Task to complete:
Please write out the John Burroughs School text word for word, starting with "Private school in Ladue, Missouri, United" and going on through "philosopher John Burroughs.".

Given text:
Private school in Ladue, Missouri, United States; founded 1923

John Burroughs School (JBS) is a private, nonsectarian college-preparatory school with 631 students in grades 7–12. Its 49-acre (49 acre) campus is located in Ladue, Missouri, a suburb of St. Louis. Founded in 1923, it is named for U.S. naturalist and philosopher John Burroughs.

As of 2020, the faculty includes 96 full-time and 32 part-time members. Since 2009, the head of school has been Andy Abbott, formerly an English teacher and the school's head of college counseling. He replaced Keith Shahan, who served as headmaster for 23 years.

== History ==
In 1922, a group of St. Louisans announced their intention to open a private school in a suburb of St. Louis. "This school is being established to meet a very definite demand for another country day school, and is an outgrowth of a condition whereby existing schools are unable to accept all pupils applying for entrance," the St. Louis Star and Times reported.

Dataset records:
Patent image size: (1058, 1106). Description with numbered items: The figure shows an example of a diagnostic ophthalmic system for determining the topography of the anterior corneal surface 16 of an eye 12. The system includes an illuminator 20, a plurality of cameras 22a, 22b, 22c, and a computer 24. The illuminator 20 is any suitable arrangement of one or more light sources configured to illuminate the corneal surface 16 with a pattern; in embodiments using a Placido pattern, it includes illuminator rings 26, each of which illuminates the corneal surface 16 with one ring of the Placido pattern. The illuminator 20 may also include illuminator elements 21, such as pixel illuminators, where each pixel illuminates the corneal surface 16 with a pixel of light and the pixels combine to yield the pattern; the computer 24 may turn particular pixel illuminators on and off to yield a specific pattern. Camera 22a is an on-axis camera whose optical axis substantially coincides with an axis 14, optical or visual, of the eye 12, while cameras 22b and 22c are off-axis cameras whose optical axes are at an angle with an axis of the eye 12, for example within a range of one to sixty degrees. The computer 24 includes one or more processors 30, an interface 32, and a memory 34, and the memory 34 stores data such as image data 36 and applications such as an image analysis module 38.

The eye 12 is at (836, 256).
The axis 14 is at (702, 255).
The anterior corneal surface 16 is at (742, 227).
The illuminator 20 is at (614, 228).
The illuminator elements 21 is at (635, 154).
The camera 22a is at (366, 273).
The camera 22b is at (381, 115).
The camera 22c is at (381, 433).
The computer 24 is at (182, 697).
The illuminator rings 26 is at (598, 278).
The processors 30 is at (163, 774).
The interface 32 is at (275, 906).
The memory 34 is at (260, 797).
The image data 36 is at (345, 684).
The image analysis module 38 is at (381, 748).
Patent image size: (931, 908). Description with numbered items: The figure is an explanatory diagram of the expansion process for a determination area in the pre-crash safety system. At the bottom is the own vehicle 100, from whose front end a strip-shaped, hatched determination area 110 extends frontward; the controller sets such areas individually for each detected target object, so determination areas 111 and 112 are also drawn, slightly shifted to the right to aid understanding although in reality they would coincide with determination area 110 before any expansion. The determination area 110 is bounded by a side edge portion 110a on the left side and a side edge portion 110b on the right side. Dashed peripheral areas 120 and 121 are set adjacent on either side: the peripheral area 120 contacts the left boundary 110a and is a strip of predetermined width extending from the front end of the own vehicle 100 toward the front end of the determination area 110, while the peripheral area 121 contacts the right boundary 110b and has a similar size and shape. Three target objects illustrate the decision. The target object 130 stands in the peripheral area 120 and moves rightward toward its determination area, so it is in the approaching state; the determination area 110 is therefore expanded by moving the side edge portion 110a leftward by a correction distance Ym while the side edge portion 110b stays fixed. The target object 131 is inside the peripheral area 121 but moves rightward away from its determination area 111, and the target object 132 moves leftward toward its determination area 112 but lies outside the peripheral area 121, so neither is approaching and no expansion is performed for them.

Task response:
Private school in Ladue, Missouri, United States; founded 1923

John Burroughs School (JBS) is a private, nonsectarian college-preparatory school with 631 students in grades 7–12. Its 49-acre (49 acre) campus is located in Ladue, Missouri, a suburb of St. Louis. Founded in 1923, it is named for U.S. naturalist and philosopher John Burroughs.